A good PR description includes:

  • Summary: What does this PR do?

  • Motivation: Why is this change needed?

  • Implementation: How is it implemented (high-level)?

  • Testing: What testing was done?

  • Documentation: What documentation was updated?

  • Breaking Changes: Any breaking changes?

PR Review Process

  1. Automated Checks: CI must pass (tests, linting, coverage)

  2. Code Review: Maintainer reviews for:

    • Code quality and design

    • Test coverage and quality

    • Documentation completeness

    • SOLID principles adherence

  3. Feedback: Address review comments promptly

  4. Approval: PR must be approved before merging

  5. Merge: Maintainer merges using squash or merge commit

During Review

  • Be responsive to feedback

  • Push additional commits to address review comments

  • Update the PR description if scope changes

  • Keep the PR focused - avoid scope creep

After Merge

  • Delete your feature branch

  • Close related issues (if not auto-closed)

  • Monitor for any issues in production

Issue Guidelines

Before Creating an Issue

  1. Search existing issues to avoid duplicates

  2. Check if the issue is already fixed in main

  3. Gather relevant information (versions, logs, examples)

Creating a Good Issue

  1. Use the appropriate template: Choose the template that best matches your issue type

  2. Be specific: Provide exact steps to reproduce, expected vs. actual behavior

  3. Provide context: Include version information, environment details

  4. Include examples: Code snippets, error messages, logs

  5. One issue per problem: Don’t combine multiple unrelated issues

Issue Labels

Issues are automatically labeled based on the template, but maintainers may add additional labels:

  • Priority: priority-critical, priority-high, priority-medium, priority-low

  • Status: triage, accepted, in-progress, blocked, wontfix

  • Type: bug, enhancement, documentation, performance, refactoring, testing

  • Area: plugin, timing, distribution, reporting, ci

  • Special: good-first-issue, help-wanted, breaking-change

Issue Lifecycle

  1. Triage: Maintainer reviews and labels the issue

  2. Accepted: Issue is approved for work

  3. In Progress: Someone is actively working on it

  4. PR Opened: Pull request addresses the issue

  5. Closed: Issue is resolved or declined

Release Process

This section is primarily for maintainers, but contributors should understand the release workflow.

=== GIVEN ENTRIES ===
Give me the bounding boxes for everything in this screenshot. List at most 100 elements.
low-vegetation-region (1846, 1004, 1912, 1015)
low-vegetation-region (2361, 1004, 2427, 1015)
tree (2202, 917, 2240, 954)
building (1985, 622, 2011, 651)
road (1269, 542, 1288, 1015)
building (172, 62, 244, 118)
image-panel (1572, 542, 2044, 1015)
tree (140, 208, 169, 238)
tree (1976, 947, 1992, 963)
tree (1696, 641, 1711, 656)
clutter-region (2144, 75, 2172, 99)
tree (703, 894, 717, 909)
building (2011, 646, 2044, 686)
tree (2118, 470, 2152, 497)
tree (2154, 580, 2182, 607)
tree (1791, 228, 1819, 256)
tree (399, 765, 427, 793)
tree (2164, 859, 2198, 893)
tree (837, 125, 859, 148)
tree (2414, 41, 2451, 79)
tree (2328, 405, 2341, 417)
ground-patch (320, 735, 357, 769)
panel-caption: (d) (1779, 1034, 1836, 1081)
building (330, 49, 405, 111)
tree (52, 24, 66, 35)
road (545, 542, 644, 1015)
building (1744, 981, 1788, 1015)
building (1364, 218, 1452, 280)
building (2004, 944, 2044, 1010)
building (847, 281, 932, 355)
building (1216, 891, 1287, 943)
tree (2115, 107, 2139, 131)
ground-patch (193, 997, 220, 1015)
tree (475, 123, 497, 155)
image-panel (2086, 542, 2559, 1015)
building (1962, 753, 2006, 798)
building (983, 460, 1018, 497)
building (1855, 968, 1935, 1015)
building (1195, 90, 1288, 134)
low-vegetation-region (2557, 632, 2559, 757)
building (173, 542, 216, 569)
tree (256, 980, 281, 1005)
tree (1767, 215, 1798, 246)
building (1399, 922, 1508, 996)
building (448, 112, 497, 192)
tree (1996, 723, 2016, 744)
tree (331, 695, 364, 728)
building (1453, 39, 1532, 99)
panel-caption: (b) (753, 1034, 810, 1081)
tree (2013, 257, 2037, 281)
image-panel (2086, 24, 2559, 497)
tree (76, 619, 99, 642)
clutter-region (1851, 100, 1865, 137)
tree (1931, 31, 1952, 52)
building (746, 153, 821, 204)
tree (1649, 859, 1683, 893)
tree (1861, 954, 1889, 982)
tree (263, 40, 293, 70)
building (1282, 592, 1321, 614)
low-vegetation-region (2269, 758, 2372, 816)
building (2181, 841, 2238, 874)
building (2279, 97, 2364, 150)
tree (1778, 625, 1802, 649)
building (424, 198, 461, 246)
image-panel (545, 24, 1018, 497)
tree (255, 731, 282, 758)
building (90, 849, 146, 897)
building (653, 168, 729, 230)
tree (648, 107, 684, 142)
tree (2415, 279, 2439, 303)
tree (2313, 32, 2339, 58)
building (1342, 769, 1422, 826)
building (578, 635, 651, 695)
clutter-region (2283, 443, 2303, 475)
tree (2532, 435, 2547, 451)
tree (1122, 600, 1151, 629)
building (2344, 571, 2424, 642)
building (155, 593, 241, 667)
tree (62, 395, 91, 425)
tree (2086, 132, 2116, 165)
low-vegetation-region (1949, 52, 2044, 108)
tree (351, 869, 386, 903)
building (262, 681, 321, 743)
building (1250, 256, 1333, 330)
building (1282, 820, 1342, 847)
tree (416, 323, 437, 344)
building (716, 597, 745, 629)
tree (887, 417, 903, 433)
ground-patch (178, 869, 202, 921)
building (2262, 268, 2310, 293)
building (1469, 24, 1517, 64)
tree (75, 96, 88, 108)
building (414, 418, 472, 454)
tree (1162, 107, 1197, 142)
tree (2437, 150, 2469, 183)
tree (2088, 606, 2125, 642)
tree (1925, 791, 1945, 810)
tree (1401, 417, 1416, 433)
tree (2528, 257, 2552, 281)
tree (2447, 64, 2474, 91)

=== TASK LIST ===
1. In the guidelines, rewrite the paragraph that begins "Issues are automatically labeled" more briefly, keeping its main facts.
2. From the guidelines, extract everything from "A good PR description" down to "it implemented (high-level)?".
3. According to the guidelines, which automated checks must CI pass in the PR review process?

=== ANSWERS TO THE PROBLEMS ===
1. Templates label issues automatically, and maintainers may add more labels.

2.
A good PR description includes:

  • Summary: What does this PR do?

  • Motivation: Why is this change needed?

  • Implementation: How is it implemented (high-level)?

3. Tests, linting, and coverage.